SUPPLIED MATERIAL =>
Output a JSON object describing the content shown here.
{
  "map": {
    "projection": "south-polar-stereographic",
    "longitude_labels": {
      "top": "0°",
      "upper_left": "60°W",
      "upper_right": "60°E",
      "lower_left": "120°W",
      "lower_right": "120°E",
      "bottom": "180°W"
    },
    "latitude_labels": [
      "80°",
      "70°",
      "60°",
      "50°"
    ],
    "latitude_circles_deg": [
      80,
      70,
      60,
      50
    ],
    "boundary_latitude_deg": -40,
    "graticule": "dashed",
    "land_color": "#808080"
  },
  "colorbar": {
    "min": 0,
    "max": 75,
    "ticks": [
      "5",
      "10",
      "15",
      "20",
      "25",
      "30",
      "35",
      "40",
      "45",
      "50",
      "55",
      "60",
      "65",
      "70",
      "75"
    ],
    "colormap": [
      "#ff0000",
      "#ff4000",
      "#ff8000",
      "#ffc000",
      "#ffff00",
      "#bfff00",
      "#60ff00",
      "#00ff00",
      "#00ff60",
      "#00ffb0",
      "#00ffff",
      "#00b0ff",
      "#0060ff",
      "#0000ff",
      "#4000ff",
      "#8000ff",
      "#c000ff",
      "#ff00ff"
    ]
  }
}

WRITTEN PROBLEM => Extract each record, keeping it identical to the original.

REPLY =>
Output a JSON object describing the content shown here.
{
  "map": {
    "projection": "south-polar-stereographic",
    "longitude_labels": {
      "top": "0°",
      "upper_left": "60°W",
      "upper_right": "60°E",
      "lower_left": "120°W",
      "lower_right": "120°E",
      "bottom": "180°W"
    },
    "latitude_labels": [
      "80°",
      "70°",
      "60°",
      "50°"
    ],
    "latitude_circles_deg": [
      80,
      70,
      60,
      50
    ],
    "boundary_latitude_deg": -40,
    "graticule": "dashed",
    "land_color": "#808080"
  },
  "colorbar": {
    "min": 0,
    "max": 75,
    "ticks": [
      "5",
      "10",
      "15",
      "20",
      "25",
      "30",
      "35",
      "40",
      "45",
      "50",
      "55",
      "60",
      "65",
      "70",
      "75"
    ],
    "colormap": [
      "#ff0000",
      "#ff4000",
      "#ff8000",
      "#ffc000",
      "#ffff00",
      "#bfff00",
      "#60ff00",
      "#00ff00",
      "#00ff60",
      "#00ffb0",
      "#00ffff",
      "#00b0ff",
      "#0060ff",
      "#0000ff",
      "#4000ff",
      "#8000ff",
      "#c000ff",
      "#ff00ff"
    ]
  }
}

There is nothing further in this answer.